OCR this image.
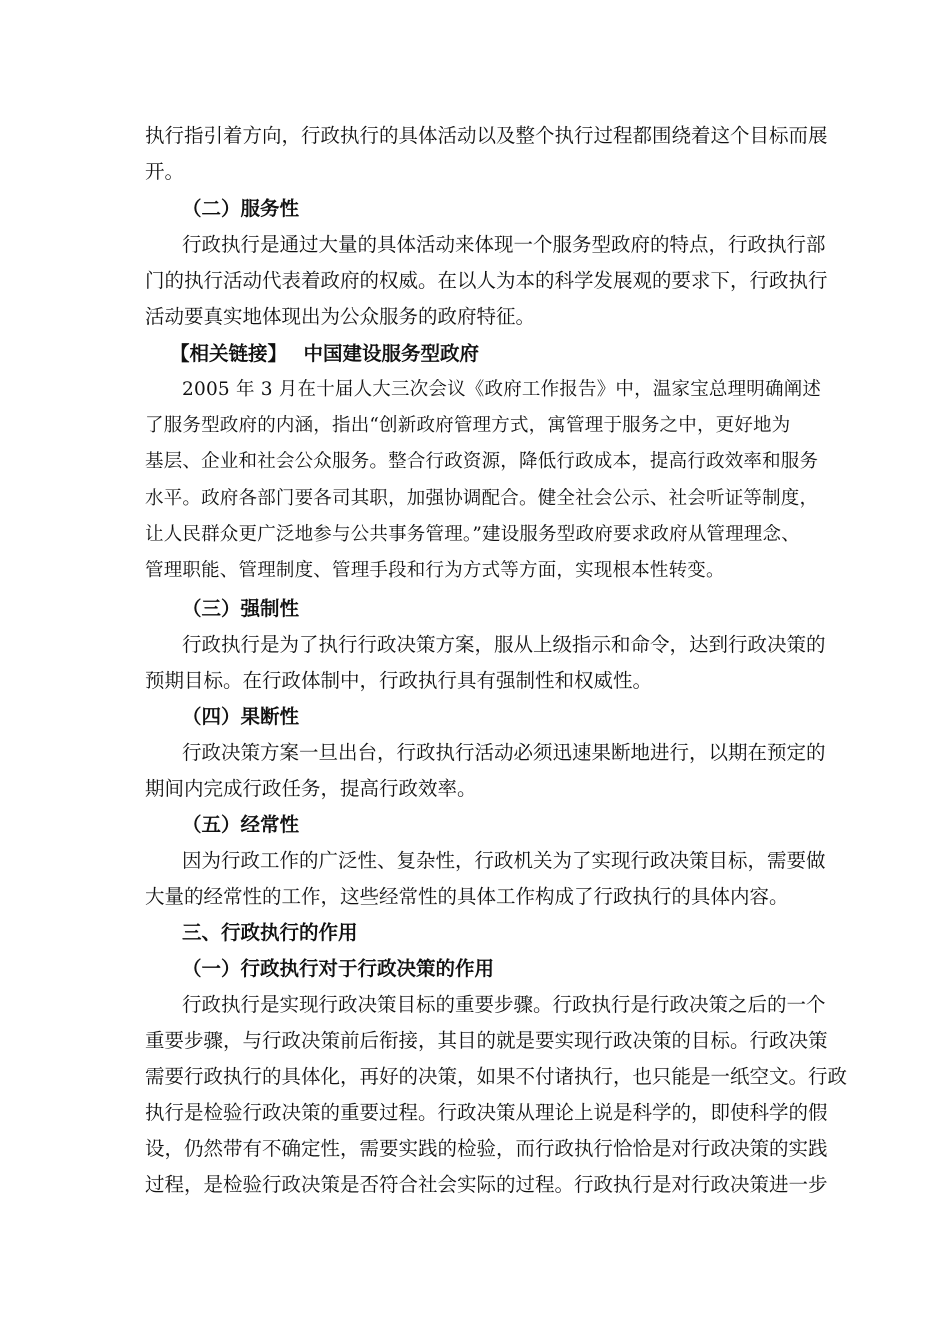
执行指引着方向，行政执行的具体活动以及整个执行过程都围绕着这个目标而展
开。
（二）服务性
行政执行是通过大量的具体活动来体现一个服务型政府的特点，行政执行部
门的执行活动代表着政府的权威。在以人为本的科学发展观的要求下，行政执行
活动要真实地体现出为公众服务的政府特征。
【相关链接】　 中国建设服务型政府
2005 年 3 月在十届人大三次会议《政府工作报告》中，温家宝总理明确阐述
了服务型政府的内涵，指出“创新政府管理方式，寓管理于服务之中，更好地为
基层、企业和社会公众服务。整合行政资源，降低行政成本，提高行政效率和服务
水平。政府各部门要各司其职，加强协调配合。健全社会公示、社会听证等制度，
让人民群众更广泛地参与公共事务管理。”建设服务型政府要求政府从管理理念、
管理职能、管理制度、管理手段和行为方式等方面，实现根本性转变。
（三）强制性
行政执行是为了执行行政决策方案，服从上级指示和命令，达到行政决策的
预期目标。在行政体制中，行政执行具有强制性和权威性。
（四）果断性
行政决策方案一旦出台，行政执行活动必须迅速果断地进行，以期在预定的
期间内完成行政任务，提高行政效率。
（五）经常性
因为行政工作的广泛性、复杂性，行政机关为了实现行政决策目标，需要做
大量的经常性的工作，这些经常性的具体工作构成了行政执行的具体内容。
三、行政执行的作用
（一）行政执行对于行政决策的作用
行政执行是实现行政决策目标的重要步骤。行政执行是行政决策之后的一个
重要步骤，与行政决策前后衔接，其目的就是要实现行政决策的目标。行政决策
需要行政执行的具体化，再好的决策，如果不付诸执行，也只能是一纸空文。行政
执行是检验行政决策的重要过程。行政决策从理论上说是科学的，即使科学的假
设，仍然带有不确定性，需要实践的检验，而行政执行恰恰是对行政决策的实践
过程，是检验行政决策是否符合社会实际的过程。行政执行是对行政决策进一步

- - - - -

*TASK REQUIREMENTS:* Pictures are excluded; copy every other part of the records exactly.

*SOLUTION:*
OCR this image.
执行指引着方向，行政执行的具体活动以及整个执行过程都围绕着这个目标而展
开。
（二）服务性
行政执行是通过大量的具体活动来体现一个服务型政府的特点，行政执行部
门的执行活动代表着政府的权威。在以人为本的科学发展观的要求下，行政执行
活动要真实地体现出为公众服务的政府特征。
【相关链接】　 中国建设服务型政府
2005 年 3 月在十届人大三次会议《政府工作报告》中，温家宝总理明确阐述
了服务型政府的内涵，指出“创新政府管理方式，寓管理于服务之中，更好地为
基层、企业和社会公众服务。整合行政资源，降低行政成本，提高行政效率和服务
水平。政府各部门要各司其职，加强协调配合。健全社会公示、社会听证等制度，
让人民群众更广泛地参与公共事务管理。”建设服务型政府要求政府从管理理念、
管理职能、管理制度、管理手段和行为方式等方面，实现根本性转变。
（三）强制性
行政执行是为了执行行政决策方案，服从上级指示和命令，达到行政决策的
预期目标。在行政体制中，行政执行具有强制性和权威性。
（四）果断性
行政决策方案一旦出台，行政执行活动必须迅速果断地进行，以期在预定的
期间内完成行政任务，提高行政效率。
（五）经常性
因为行政工作的广泛性、复杂性，行政机关为了实现行政决策目标，需要做
大量的经常性的工作，这些经常性的具体工作构成了行政执行的具体内容。
三、行政执行的作用
（一）行政执行对于行政决策的作用
行政执行是实现行政决策目标的重要步骤。行政执行是行政决策之后的一个
重要步骤，与行政决策前后衔接，其目的就是要实现行政决策的目标。行政决策
需要行政执行的具体化，再好的决策，如果不付诸执行，也只能是一纸空文。行政
执行是检验行政决策的重要过程。行政决策从理论上说是科学的，即使科学的假
设，仍然带有不确定性，需要实践的检验，而行政执行恰恰是对行政决策的实践
过程，是检验行政决策是否符合社会实际的过程。行政执行是对行政决策进一步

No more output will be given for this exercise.